### SHORT PROBLEM
From the listing below, pull out all lines with "Apprentice" in them.

[Excerpt from a dataset]
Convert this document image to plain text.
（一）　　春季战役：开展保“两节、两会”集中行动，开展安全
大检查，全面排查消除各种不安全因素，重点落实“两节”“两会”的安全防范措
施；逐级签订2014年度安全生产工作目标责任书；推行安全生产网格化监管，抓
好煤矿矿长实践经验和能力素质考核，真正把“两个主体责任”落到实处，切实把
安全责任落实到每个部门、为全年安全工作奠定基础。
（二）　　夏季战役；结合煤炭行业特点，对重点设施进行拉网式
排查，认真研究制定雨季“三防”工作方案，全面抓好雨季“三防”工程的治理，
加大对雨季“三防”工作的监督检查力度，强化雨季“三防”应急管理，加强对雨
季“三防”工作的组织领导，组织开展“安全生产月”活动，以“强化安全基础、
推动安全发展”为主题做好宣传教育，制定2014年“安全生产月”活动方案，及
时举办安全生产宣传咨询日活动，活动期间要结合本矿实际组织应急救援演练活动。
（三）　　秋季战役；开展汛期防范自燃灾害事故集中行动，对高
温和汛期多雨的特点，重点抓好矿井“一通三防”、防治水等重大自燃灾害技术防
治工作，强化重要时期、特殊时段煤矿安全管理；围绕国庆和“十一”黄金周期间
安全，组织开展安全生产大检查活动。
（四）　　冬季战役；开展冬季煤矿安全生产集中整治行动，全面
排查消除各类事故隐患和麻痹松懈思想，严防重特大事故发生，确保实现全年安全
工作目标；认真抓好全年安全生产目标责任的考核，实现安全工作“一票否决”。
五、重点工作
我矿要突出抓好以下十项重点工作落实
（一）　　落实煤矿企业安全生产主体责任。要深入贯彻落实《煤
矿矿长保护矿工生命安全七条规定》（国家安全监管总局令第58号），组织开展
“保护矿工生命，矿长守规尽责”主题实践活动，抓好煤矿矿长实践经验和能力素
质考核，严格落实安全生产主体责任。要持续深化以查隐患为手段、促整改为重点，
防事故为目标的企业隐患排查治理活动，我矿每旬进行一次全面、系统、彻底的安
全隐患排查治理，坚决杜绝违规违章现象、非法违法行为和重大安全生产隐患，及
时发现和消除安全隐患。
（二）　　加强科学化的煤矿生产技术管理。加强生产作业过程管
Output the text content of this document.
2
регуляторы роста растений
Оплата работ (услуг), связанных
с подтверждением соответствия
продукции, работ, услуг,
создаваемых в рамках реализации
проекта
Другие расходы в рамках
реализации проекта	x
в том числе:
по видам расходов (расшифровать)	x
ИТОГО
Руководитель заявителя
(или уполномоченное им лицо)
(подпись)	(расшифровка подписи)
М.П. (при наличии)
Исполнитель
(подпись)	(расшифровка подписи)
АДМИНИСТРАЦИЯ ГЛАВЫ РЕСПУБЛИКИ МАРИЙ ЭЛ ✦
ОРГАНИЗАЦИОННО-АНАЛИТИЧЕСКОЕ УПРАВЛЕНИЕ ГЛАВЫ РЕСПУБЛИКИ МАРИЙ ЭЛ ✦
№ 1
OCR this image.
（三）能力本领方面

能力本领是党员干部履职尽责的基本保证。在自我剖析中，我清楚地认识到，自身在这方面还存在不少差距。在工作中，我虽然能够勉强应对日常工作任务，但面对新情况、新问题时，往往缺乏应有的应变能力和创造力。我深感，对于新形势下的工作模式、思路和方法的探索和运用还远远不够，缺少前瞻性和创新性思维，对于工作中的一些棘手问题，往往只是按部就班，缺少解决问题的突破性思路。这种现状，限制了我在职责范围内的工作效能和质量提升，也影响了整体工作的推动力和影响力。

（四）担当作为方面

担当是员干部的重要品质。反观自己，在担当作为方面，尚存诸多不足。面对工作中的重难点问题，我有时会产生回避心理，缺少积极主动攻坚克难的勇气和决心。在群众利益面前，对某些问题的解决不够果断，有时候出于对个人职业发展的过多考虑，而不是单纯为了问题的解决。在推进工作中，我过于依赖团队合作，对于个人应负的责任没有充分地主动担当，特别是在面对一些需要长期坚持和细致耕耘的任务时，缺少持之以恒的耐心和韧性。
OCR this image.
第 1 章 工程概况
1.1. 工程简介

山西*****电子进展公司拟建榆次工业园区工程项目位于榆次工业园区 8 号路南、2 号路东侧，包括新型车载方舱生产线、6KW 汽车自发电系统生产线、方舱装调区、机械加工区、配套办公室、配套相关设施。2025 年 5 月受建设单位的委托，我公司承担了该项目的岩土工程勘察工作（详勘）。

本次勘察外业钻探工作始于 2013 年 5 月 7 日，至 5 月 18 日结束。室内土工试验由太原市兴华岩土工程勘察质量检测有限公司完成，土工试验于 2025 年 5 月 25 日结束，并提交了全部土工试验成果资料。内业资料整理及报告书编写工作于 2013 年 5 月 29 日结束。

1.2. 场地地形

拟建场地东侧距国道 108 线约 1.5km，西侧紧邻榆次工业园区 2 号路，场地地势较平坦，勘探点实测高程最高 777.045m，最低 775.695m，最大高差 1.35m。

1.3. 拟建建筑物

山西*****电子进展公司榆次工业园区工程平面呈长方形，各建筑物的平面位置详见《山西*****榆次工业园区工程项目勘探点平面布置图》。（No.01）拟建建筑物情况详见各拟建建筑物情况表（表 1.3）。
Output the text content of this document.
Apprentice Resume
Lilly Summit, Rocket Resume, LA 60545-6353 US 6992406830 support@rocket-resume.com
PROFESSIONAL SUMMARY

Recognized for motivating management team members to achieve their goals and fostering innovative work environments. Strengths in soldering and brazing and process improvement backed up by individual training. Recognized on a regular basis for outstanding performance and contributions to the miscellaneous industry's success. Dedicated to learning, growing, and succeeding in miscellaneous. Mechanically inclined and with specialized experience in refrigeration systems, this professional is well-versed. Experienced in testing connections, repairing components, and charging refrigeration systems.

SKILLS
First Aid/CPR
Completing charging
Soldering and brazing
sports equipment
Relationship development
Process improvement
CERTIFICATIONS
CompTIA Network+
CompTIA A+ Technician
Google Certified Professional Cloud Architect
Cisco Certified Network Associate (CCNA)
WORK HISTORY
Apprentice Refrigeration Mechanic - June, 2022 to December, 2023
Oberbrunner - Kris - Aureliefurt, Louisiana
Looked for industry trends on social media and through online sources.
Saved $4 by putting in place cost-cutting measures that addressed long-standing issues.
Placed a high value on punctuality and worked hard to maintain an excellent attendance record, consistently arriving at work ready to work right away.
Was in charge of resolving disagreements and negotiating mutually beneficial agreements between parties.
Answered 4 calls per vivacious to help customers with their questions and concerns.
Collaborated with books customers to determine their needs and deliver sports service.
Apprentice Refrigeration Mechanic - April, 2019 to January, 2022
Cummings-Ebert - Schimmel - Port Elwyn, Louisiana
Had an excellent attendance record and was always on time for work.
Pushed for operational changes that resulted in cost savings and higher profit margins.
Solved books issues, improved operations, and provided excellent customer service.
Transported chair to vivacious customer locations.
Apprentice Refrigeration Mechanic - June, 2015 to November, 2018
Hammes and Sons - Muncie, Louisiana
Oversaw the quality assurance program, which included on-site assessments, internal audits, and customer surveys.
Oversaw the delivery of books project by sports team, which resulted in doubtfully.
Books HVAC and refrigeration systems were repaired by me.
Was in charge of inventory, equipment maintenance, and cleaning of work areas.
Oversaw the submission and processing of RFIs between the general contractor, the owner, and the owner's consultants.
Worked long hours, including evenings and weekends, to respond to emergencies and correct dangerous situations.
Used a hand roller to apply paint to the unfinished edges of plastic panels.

### FINAL RESULT
Apprentice Resume
Apprentice Refrigeration Mechanic - June, 2022 to December, 2023
Apprentice Refrigeration Mechanic - April, 2019 to January, 2022
Apprentice Refrigeration Mechanic - June, 2015 to November, 2018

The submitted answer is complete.